Set task:
Compile every line that includes the word "declined".

— begin —

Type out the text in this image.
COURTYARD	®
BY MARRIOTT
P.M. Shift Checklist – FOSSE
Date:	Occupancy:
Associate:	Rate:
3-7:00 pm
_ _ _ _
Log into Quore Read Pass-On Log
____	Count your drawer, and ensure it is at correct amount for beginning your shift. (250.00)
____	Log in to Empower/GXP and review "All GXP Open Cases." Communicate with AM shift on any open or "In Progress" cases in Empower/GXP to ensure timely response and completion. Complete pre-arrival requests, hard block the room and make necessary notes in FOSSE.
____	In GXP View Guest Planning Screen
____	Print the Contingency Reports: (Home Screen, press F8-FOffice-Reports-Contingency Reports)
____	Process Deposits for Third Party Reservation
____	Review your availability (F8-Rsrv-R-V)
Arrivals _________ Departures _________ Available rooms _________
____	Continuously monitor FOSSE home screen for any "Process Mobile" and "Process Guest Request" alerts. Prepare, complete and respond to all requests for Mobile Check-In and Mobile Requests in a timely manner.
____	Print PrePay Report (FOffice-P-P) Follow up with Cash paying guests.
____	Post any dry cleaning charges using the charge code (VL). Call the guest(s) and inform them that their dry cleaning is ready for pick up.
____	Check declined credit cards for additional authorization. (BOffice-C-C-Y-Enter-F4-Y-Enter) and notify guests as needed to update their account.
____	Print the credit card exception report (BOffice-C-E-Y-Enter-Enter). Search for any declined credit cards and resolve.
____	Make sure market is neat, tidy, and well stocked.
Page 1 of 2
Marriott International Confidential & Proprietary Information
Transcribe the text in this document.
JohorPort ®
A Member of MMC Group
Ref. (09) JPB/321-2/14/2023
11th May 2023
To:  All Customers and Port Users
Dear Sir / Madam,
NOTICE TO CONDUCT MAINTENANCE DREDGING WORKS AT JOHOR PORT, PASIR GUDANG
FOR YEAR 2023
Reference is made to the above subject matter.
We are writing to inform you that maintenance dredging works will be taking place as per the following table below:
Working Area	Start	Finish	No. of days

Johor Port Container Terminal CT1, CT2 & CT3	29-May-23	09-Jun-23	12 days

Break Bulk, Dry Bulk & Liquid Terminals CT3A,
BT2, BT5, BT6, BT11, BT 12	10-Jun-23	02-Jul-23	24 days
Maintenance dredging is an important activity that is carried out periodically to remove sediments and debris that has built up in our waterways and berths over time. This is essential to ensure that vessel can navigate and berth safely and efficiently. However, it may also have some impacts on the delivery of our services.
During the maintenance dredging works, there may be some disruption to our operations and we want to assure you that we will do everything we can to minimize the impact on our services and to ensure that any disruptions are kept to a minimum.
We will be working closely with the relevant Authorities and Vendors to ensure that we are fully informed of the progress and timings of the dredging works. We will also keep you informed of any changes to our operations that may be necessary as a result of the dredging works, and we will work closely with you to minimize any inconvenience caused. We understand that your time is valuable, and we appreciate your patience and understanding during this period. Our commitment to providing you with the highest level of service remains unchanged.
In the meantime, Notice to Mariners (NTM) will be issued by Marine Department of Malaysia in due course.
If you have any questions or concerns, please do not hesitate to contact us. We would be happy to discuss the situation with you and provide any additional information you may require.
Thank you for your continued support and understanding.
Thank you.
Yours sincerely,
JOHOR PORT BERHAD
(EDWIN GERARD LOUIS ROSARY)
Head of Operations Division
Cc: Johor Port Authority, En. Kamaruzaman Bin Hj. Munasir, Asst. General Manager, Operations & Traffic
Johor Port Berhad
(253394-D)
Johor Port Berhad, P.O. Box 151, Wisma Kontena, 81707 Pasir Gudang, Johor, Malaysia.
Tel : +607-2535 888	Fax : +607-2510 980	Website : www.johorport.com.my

— end —

Output:
____	Check declined credit cards for additional authorization. (BOffice-C-C-Y-Enter-F4-Y-Enter) and notify guests as needed to update their account.
____	Print the credit card exception report (BOffice-C-E-Y-Enter-Enter). Search for any declined credit cards and resolve.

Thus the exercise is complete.